• **WHAT TO DO**:
Pull the passage from the accents post between "I realized that" and "yet, I did.", inclusive, word for word.

• **SOURCE DOCUMENT**:
☆ ☆ ☆ ☆

On our recent vacation to Arkansas, we heard the Arkansans talk in several mountain towns with their thick mountain/country accent, and it was a reminder again of how just a few miles away…culture, life, and language can vary so much.  I know that when we travel to the northeast, people there immediately note that we’re from the south by the way we say “y’all” so frequently.  And when I encounter someone that’s British, I immediately smile because I love to hear their accent so much.  In fact, I grew tired recently of my American Siri voice, so I changed it to an Australian!

There was a young girl that took my order while in Arkansas and she proceeded to tell me about her high school, and how her brother was her best friend, where she was going to college, etc.  I got in the car and tried to share with my husband what she said, in her same voice, and we were both amused.  Then we laughed, because we too have so many phrases that we honestly have tried to change over the years, because we just don’t like them!  We’ve worked hard to stop saying “we’re fixing to leave” and exchange it for “we’re about to leave,” a much more proper way to express ourselves!

I kept thinking about the different accents that show up in just a few miles of separation, and how depending on where you live, those around you affect the way you speak.  It seems that wherever you spend the bulk of your childhood life, that’s the accent you pick up and keep for the rest of your life.  I’ve met folks that have lived in America for a couple of decades, but grew up in England as a child, and they still have a thick accent from their country. 

Everywhere we look right now on the media there is social unrest due to racism, depending on the color of our skin.  But what about the accents that we speak? Is there prejudice there, as well?

I realized that the answer is yes, even in my own heart.  I found the young girl that took my order to be amusing and even deemed her as a bit unlearned because of the lack of grammatical correctness when she spoke.  And I felt very ashamed about that.  How could I, being a Texan (where every other word is slang!) judge an Arkansan for anything she says?  And yet, I did.

☆ ☆ ☆ ☆

• **DATA RECORDS**:
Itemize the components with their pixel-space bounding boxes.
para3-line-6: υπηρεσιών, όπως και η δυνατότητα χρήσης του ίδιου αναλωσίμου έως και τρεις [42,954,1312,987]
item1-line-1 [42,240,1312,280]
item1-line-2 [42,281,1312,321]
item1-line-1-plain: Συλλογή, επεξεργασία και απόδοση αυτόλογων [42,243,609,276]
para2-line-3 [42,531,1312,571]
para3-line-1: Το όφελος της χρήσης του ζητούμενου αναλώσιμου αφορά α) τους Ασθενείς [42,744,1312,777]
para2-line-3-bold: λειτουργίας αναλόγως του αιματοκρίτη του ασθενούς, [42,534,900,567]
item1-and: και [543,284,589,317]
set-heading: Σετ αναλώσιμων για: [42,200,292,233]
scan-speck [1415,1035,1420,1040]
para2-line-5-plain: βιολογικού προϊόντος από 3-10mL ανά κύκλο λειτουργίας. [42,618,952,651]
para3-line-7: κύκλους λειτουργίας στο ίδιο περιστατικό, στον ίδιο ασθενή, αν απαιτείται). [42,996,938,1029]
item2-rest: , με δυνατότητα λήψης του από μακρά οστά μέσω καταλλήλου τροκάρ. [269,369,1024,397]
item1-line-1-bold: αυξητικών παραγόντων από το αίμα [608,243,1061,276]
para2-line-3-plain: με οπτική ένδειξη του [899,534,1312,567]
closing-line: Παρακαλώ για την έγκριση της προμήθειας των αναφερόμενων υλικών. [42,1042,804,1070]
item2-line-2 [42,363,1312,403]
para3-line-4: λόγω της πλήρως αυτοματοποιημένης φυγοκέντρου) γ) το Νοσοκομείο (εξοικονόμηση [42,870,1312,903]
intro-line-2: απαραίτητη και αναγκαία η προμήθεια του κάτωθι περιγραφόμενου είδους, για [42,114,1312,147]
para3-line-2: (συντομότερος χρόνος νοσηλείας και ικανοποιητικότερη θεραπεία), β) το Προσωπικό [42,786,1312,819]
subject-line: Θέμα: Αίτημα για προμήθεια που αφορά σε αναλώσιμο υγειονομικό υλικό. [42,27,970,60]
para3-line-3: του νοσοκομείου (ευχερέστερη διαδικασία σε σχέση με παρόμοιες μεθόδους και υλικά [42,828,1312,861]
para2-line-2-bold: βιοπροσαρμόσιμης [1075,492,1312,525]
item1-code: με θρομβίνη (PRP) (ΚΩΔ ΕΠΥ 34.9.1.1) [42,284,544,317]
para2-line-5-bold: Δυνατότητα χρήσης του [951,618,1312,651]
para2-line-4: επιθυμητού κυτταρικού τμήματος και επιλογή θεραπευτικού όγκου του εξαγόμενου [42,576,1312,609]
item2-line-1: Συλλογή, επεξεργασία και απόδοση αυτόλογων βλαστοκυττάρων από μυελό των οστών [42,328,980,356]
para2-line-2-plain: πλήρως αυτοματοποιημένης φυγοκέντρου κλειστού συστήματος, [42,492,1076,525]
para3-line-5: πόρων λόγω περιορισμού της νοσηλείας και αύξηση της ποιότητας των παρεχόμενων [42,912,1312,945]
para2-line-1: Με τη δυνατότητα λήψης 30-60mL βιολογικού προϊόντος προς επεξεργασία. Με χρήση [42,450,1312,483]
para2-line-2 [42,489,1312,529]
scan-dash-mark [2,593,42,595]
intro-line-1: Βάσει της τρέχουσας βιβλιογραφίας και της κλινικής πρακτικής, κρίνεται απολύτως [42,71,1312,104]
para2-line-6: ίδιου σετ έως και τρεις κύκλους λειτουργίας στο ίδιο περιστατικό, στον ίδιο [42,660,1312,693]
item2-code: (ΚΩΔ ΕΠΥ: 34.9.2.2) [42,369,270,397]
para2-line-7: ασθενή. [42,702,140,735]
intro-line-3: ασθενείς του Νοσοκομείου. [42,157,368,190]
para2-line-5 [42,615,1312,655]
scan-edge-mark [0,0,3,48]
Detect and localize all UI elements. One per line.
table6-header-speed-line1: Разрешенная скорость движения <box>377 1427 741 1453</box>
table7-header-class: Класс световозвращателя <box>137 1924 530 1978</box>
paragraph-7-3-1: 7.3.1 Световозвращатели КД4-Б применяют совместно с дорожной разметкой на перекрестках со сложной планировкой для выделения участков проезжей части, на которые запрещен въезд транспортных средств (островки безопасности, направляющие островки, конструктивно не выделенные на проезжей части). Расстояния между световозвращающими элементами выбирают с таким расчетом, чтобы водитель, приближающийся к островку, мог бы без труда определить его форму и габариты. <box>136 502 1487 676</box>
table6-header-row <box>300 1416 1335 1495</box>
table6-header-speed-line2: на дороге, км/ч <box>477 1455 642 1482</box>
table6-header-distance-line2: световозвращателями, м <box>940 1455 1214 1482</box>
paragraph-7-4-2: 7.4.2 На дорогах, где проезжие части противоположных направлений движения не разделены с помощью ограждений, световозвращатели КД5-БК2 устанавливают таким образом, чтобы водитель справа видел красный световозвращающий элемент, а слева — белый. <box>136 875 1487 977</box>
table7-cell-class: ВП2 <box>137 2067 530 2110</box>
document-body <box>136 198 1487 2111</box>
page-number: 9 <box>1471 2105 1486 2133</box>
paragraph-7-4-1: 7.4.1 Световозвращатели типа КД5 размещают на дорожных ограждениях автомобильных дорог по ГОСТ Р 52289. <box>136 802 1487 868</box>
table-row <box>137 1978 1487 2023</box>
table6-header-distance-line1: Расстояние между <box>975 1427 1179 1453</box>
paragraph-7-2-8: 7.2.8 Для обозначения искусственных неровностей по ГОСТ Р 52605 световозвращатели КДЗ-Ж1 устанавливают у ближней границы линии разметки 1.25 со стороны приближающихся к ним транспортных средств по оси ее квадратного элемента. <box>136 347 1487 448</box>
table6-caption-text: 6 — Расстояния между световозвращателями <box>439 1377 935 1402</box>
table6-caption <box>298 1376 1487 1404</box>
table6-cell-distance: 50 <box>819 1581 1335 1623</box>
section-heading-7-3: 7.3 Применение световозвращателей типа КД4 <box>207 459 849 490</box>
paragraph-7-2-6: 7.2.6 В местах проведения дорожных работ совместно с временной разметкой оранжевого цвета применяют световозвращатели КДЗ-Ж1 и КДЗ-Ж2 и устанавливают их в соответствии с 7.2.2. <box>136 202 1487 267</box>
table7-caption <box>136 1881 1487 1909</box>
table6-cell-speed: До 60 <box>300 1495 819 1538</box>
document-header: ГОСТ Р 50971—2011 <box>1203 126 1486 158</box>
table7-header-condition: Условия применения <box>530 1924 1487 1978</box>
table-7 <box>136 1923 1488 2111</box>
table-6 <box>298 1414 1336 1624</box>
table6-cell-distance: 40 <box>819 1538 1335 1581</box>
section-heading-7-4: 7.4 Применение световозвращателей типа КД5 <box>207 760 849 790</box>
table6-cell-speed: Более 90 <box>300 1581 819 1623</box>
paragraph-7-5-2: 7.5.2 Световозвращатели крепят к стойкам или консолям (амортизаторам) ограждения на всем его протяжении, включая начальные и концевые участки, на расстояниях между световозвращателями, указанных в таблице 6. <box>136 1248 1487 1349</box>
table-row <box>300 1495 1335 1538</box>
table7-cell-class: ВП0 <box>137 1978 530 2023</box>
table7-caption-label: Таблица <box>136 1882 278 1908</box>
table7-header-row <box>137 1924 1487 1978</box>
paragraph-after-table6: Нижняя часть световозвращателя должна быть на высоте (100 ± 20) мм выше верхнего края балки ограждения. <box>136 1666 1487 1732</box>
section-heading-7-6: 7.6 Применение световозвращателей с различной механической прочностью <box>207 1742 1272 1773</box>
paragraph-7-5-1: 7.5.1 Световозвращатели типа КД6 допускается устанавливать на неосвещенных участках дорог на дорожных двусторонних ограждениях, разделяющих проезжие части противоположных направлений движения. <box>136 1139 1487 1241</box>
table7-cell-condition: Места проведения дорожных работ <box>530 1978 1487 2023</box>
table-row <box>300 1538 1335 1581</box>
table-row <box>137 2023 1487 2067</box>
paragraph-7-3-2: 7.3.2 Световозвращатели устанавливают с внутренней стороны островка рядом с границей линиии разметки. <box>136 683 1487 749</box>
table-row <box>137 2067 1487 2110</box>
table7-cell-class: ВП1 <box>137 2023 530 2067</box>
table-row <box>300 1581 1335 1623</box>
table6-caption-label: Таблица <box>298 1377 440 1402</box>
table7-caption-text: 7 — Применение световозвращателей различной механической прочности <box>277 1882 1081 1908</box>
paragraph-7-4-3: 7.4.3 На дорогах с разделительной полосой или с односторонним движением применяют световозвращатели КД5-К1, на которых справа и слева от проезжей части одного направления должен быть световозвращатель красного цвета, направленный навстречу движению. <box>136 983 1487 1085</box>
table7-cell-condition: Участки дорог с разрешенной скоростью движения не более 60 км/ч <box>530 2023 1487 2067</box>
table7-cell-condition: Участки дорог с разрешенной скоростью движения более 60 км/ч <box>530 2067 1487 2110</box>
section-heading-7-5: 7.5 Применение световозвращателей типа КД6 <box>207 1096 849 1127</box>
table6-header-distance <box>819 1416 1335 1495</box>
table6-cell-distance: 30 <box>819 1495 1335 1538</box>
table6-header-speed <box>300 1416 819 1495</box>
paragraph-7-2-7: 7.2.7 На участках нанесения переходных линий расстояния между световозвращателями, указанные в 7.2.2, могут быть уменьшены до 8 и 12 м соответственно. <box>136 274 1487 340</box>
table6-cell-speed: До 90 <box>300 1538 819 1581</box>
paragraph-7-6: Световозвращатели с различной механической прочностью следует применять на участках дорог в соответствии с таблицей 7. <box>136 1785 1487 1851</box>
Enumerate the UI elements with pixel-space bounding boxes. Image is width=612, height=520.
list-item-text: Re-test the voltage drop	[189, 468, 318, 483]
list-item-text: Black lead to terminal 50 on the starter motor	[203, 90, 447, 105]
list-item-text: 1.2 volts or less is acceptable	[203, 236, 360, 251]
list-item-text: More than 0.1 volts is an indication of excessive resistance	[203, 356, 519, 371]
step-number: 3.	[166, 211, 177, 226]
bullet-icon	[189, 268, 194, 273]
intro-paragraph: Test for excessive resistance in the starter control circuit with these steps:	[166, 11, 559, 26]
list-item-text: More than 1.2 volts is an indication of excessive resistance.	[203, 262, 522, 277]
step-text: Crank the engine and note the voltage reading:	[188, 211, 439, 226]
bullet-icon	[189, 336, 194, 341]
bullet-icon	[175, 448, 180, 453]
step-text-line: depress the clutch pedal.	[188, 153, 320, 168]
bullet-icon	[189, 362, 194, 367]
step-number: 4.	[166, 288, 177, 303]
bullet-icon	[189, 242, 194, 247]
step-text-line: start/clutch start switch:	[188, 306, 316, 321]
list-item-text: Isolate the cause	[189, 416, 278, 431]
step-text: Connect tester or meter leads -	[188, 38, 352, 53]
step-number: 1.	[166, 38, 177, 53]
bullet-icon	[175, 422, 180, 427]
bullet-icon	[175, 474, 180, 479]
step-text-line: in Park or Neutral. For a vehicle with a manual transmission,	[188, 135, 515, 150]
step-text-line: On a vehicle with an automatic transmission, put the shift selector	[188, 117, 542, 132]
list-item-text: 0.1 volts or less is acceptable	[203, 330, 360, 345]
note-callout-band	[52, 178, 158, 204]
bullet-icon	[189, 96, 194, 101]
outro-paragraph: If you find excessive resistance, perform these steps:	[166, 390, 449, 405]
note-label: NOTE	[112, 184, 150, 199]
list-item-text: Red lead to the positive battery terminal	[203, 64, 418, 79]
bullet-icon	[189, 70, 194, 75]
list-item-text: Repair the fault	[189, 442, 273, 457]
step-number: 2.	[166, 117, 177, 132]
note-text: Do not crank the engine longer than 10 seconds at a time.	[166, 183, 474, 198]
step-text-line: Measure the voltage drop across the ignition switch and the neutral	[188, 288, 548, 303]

☆ ☆ ☆ ☆

• **ANSWER**:
I realized that the answer is yes, even in my own heart.  I found the young girl that took my order to be amusing and even deemed her as a bit unlearned because of the lack of grammatical correctness when she spoke.  And I felt very ashamed about that.  How could I, being a Texan (where every other word is slang!) judge an Arkansan for anything she says?  And yet, I did.